**THE REQUEST:**
Return each line of the records holding the string "hayotiy".

^^^^^^^^

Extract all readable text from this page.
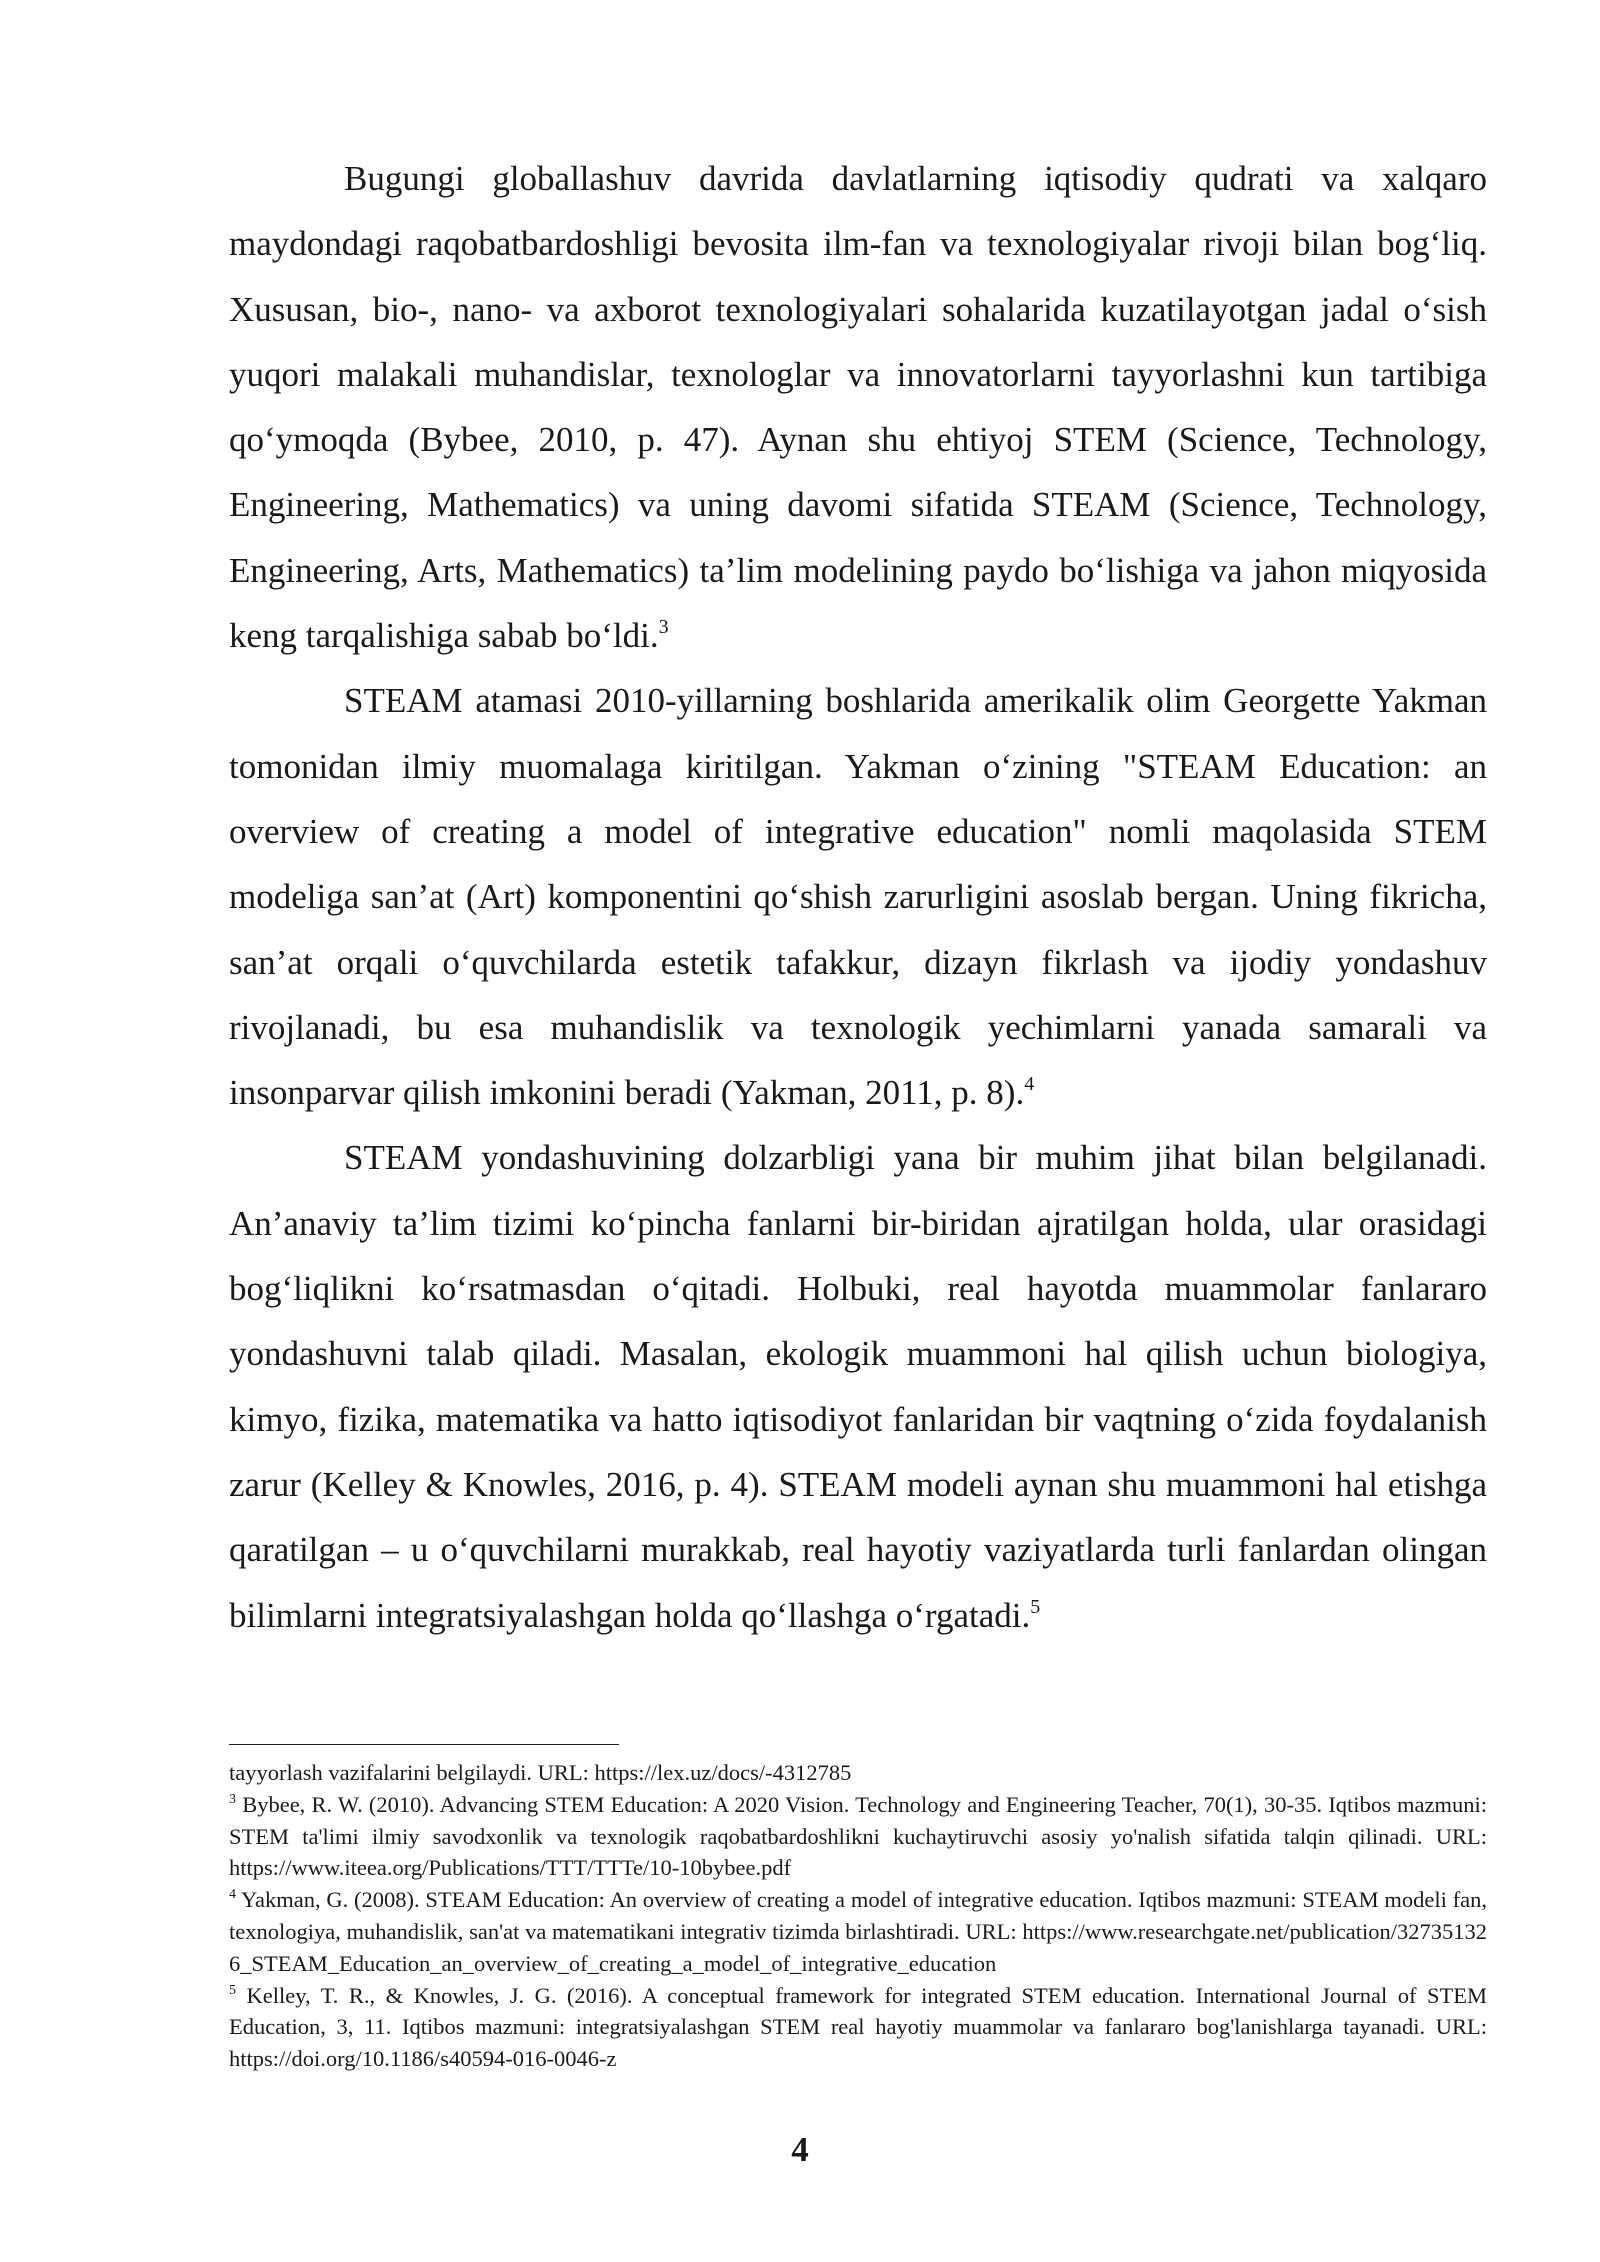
Bugungi globallashuv davrida davlatlarning iqtisodiy qudrati va xalqaro maydondagi raqobatbardoshligi bevosita ilm-fan va texnologiyalar rivoji bilan bog‘liq. Xususan, bio-, nano- va axborot texnologiyalari sohalarida kuzatilayotgan jadal o‘sish yuqori malakali muhandislar, texnologlar va innovatorlarni tayyorlashni kun tartibiga qo‘ymoqda (Bybee, 2010, p. 47). Aynan shu ehtiyoj STEM (Science, Technology, Engineering, Mathematics) va uning davomi sifatida STEAM (Science, Technology, Engineering, Arts, Mathematics) ta’lim modelining paydo bo‘lishiga va jahon miqyosida keng tarqalishiga sabab bo‘ldi.$^3$

STEAM atamasi 2010-yillarning boshlarida amerikalik olim Georgette Yakman tomonidan ilmiy muomalaga kiritilgan. Yakman o‘zining "STEAM Education: an overview of creating a model of integrative education" nomli maqolasida STEM modeliga san’at (Art) komponentini qo‘shish zarurligini asoslab bergan. Uning fikricha, san’at orqali o‘quvchilarda estetik tafakkur, dizayn fikrlash va ijodiy yondashuv rivojlanadi, bu esa muhandislik va texnologik yechimlarni yanada samarali va insonparvar qilish imkonini beradi (Yakman, 2011, p. 8).$^4$

STEAM yondashuvining dolzarbligi yana bir muhim jihat bilan belgilanadi. An’anaviy ta’lim tizimi ko‘pincha fanlarni bir-biridan ajratilgan holda, ular orasidagi bog‘liqlikni ko‘rsatmasdan o‘qitadi. Holbuki, real hayotda muammolar fanlararo yondashuvni talab qiladi. Masalan, ekologik muammoni hal qilish uchun biologiya, kimyo, fizika, matematika va hatto iqtisodiyot fanlaridan bir vaqtning o‘zida foydalanish zarur (Kelley & Knowles, 2016, p. 4). STEAM modeli aynan shu muammoni hal etishga qaratilgan – u o‘quvchilarni murakkab, real hayotiy vaziyatlarda turli fanlardan olingan bilimlarni integratsiyalashgan holda qo‘llashga o‘rgatadi.$^5$

tayyorlash vazifalarini belgilaydi. URL: https://lex.uz/docs/-4312785

$^3$ Bybee, R. W. (2010). Advancing STEM Education: A 2020 Vision. Technology and Engineering Teacher, 70(1), 30-35. Iqtibos mazmuni: STEM ta'limi ilmiy savodxonlik va texnologik raqobatbardoshlikni kuchaytiruvchi asosiy yo'nalish sifatida talqin qilinadi. URL: https://www.iteea.org/Publications/TTT/TTTe/10-10bybee.pdf

$^4$ Yakman, G. (2008). STEAM Education: An overview of creating a model of integrative education. Iqtibos mazmuni: STEAM modeli fan, texnologiya, muhandislik, san'at va matematikani integrativ tizimda birlashtiradi. URL: https://www.researchgate.net/publication/327351326_STEAM_Education_an_overview_of_creating_a_model_of_integrative_education

$^5$ Kelley, T. R., & Knowles, J. G. (2016). A conceptual framework for integrated STEM education. International Journal of STEM Education, 3, 11. Iqtibos mazmuni: integratsiyalashgan STEM real hayotiy muammolar va fanlararo bog'lanishlarga tayanadi. URL: https://doi.org/10.1186/s40594-016-0046-z

4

^^^^^^^^

**WORKED ANSWER:**
STEAM yondashuvining dolzarbligi yana bir muhim jihat bilan belgilanadi. An’anaviy ta’lim tizimi ko‘pincha fanlarni bir-biridan ajratilgan holda, ular orasidagi bog‘liqlikni ko‘rsatmasdan o‘qitadi. Holbuki, real hayotda muammolar fanlararo yondashuvni talab qiladi. Masalan, ekologik muammoni hal qilish uchun biologiya, kimyo, fizika, matematika va hatto iqtisodiyot fanlaridan bir vaqtning o‘zida foydalanish zarur (Kelley & Knowles, 2016, p. 4). STEAM modeli aynan shu muammoni hal etishga qaratilgan – u o‘quvchilarni murakkab, real hayotiy vaziyatlarda turli fanlardan olingan bilimlarni integratsiyalashgan holda qo‘llashga o‘rgatadi.$^5$
$^5$ Kelley, T. R., & Knowles, J. G. (2016). A conceptual framework for integrated STEM education. International Journal of STEM Education, 3, 11. Iqtibos mazmuni: integratsiyalashgan STEM real hayotiy muammolar va fanlararo bog'lanishlarga tayanadi. URL: https://doi.org/10.1186/s40594-016-0046-z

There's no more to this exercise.